▶ To do
Repeat the records exactly. Every line must match.

<<<<

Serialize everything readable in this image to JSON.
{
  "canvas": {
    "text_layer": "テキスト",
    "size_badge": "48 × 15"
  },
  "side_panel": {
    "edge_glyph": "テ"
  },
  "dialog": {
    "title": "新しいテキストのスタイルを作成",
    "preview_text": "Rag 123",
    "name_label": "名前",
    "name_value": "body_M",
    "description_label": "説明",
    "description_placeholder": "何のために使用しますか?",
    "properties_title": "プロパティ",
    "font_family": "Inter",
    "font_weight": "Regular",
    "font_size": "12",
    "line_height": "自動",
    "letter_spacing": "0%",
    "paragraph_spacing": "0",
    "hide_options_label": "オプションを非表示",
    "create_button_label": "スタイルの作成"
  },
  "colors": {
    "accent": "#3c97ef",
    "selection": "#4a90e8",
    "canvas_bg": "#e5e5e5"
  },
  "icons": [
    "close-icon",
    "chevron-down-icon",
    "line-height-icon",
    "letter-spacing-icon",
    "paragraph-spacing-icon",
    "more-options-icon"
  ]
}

>>>>

▶ In response
Serialize everything readable in this image to JSON.
{
  "canvas": {
    "text_layer": "テキスト",
    "size_badge": "48 × 15"
  },
  "side_panel": {
    "edge_glyph": "テ"
  },
  "dialog": {
    "title": "新しいテキストのスタイルを作成",
    "preview_text": "Rag 123",
    "name_label": "名前",
    "name_value": "body_M",
    "description_label": "説明",
    "description_placeholder": "何のために使用しますか?",
    "properties_title": "プロパティ",
    "font_family": "Inter",
    "font_weight": "Regular",
    "font_size": "12",
    "line_height": "自動",
    "letter_spacing": "0%",
    "paragraph_spacing": "0",
    "hide_options_label": "オプションを非表示",
    "create_button_label": "スタイルの作成"
  },
  "colors": {
    "accent": "#3c97ef",
    "selection": "#4a90e8",
    "canvas_bg": "#e5e5e5"
  },
  "icons": [
    "close-icon",
    "chevron-down-icon",
    "line-height-icon",
    "letter-spacing-icon",
    "paragraph-spacing-icon",
    "more-options-icon"
  ]
}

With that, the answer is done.